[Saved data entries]
■ ■ ■ ■ ■

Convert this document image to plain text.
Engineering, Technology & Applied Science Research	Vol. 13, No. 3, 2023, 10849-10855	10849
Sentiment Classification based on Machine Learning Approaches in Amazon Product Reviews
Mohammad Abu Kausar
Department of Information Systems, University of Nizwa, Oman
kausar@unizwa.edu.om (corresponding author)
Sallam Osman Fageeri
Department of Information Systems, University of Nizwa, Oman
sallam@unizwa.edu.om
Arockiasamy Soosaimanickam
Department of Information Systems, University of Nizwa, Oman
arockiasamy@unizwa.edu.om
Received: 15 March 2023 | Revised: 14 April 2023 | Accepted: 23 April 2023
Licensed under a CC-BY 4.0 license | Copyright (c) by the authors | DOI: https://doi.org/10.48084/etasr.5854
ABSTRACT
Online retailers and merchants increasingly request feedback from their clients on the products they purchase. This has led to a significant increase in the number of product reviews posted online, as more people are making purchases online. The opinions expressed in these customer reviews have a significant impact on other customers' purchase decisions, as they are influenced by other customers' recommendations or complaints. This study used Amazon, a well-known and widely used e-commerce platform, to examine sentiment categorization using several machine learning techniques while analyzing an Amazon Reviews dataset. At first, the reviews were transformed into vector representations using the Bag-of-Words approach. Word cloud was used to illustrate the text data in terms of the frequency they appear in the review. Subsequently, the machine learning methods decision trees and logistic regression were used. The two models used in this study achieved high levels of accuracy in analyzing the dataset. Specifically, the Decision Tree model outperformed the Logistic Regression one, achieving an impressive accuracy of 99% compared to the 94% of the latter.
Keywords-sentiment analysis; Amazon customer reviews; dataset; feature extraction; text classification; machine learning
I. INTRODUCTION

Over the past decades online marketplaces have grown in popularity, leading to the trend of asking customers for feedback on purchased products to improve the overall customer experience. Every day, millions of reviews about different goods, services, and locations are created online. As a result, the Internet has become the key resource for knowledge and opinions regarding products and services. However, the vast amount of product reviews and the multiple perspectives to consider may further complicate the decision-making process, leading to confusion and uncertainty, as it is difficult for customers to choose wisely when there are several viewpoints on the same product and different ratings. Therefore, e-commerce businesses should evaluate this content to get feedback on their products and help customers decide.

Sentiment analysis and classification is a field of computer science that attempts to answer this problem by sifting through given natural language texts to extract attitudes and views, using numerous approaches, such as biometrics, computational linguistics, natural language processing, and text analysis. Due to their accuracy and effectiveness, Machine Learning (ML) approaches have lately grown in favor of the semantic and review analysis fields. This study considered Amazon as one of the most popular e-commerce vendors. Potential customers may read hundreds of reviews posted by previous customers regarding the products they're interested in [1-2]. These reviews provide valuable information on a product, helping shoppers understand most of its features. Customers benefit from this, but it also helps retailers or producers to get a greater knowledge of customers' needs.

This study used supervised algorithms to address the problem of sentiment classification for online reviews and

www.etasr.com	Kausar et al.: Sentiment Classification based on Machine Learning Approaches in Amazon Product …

■ ■ ■ ■ ■

--- Objective ---
Please restate the whole listing word for word.

--- Task answer ---
Convert this document image to plain text.
Engineering, Technology & Applied Science Research	Vol. 13, No. 3, 2023, 10849-10855	10849
Sentiment Classification based on Machine Learning Approaches in Amazon Product Reviews
Mohammad Abu Kausar
Department of Information Systems, University of Nizwa, Oman
kausar@unizwa.edu.om (corresponding author)
Sallam Osman Fageeri
Department of Information Systems, University of Nizwa, Oman
sallam@unizwa.edu.om
Arockiasamy Soosaimanickam
Department of Information Systems, University of Nizwa, Oman
arockiasamy@unizwa.edu.om
Received: 15 March 2023 | Revised: 14 April 2023 | Accepted: 23 April 2023
Licensed under a CC-BY 4.0 license | Copyright (c) by the authors | DOI: https://doi.org/10.48084/etasr.5854
ABSTRACT
Online retailers and merchants increasingly request feedback from their clients on the products they purchase. This has led to a significant increase in the number of product reviews posted online, as more people are making purchases online. The opinions expressed in these customer reviews have a significant impact on other customers' purchase decisions, as they are influenced by other customers' recommendations or complaints. This study used Amazon, a well-known and widely used e-commerce platform, to examine sentiment categorization using several machine learning techniques while analyzing an Amazon Reviews dataset. At first, the reviews were transformed into vector representations using the Bag-of-Words approach. Word cloud was used to illustrate the text data in terms of the frequency they appear in the review. Subsequently, the machine learning methods decision trees and logistic regression were used. The two models used in this study achieved high levels of accuracy in analyzing the dataset. Specifically, the Decision Tree model outperformed the Logistic Regression one, achieving an impressive accuracy of 99% compared to the 94% of the latter.
Keywords-sentiment analysis; Amazon customer reviews; dataset; feature extraction; text classification; machine learning
I. INTRODUCTION

Over the past decades online marketplaces have grown in popularity, leading to the trend of asking customers for feedback on purchased products to improve the overall customer experience. Every day, millions of reviews about different goods, services, and locations are created online. As a result, the Internet has become the key resource for knowledge and opinions regarding products and services. However, the vast amount of product reviews and the multiple perspectives to consider may further complicate the decision-making process, leading to confusion and uncertainty, as it is difficult for customers to choose wisely when there are several viewpoints on the same product and different ratings. Therefore, e-commerce businesses should evaluate this content to get feedback on their products and help customers decide.

Sentiment analysis and classification is a field of computer science that attempts to answer this problem by sifting through given natural language texts to extract attitudes and views, using numerous approaches, such as biometrics, computational linguistics, natural language processing, and text analysis. Due to their accuracy and effectiveness, Machine Learning (ML) approaches have lately grown in favor of the semantic and review analysis fields. This study considered Amazon as one of the most popular e-commerce vendors. Potential customers may read hundreds of reviews posted by previous customers regarding the products they're interested in [1-2]. These reviews provide valuable information on a product, helping shoppers understand most of its features. Customers benefit from this, but it also helps retailers or producers to get a greater knowledge of customers' needs.

This study used supervised algorithms to address the problem of sentiment classification for online reviews and

www.etasr.com	Kausar et al.: Sentiment Classification based on Machine Learning Approaches in Amazon Product …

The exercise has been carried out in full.